# WHAT YOU HAVE TO DO
What follows are records. Restate all of them word for word.

# AVAILABLE DATA
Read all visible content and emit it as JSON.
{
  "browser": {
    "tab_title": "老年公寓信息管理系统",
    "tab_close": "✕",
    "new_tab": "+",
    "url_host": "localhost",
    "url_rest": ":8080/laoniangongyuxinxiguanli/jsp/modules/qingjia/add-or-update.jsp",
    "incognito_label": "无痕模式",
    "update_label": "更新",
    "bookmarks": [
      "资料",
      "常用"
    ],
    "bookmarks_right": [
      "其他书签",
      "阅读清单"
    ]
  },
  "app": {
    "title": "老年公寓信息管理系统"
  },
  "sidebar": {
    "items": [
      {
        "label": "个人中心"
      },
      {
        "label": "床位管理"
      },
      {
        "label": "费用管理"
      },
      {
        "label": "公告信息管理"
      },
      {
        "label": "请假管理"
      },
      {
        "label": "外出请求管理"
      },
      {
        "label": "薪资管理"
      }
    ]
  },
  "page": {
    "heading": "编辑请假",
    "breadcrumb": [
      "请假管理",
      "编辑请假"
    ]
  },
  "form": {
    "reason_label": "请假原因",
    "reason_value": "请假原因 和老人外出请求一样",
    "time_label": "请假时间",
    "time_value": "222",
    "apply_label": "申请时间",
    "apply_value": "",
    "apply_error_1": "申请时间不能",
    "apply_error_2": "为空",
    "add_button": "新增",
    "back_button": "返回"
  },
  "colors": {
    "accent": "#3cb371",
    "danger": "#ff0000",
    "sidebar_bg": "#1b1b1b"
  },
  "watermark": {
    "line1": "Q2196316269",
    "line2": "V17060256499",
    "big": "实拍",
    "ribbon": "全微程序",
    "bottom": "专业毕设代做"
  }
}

# WORKED SOLUTION
Read all visible content and emit it as JSON.
{
  "browser": {
    "tab_title": "老年公寓信息管理系统",
    "tab_close": "✕",
    "new_tab": "+",
    "url_host": "localhost",
    "url_rest": ":8080/laoniangongyuxinxiguanli/jsp/modules/qingjia/add-or-update.jsp",
    "incognito_label": "无痕模式",
    "update_label": "更新",
    "bookmarks": [
      "资料",
      "常用"
    ],
    "bookmarks_right": [
      "其他书签",
      "阅读清单"
    ]
  },
  "app": {
    "title": "老年公寓信息管理系统"
  },
  "sidebar": {
    "items": [
      {
        "label": "个人中心"
      },
      {
        "label": "床位管理"
      },
      {
        "label": "费用管理"
      },
      {
        "label": "公告信息管理"
      },
      {
        "label": "请假管理"
      },
      {
        "label": "外出请求管理"
      },
      {
        "label": "薪资管理"
      }
    ]
  },
  "page": {
    "heading": "编辑请假",
    "breadcrumb": [
      "请假管理",
      "编辑请假"
    ]
  },
  "form": {
    "reason_label": "请假原因",
    "reason_value": "请假原因 和老人外出请求一样",
    "time_label": "请假时间",
    "time_value": "222",
    "apply_label": "申请时间",
    "apply_value": "",
    "apply_error_1": "申请时间不能",
    "apply_error_2": "为空",
    "add_button": "新增",
    "back_button": "返回"
  },
  "colors": {
    "accent": "#3cb371",
    "danger": "#ff0000",
    "sidebar_bg": "#1b1b1b"
  },
  "watermark": {
    "line1": "Q2196316269",
    "line2": "V17060256499",
    "big": "实拍",
    "ribbon": "全微程序",
    "bottom": "专业毕设代做"
  }
}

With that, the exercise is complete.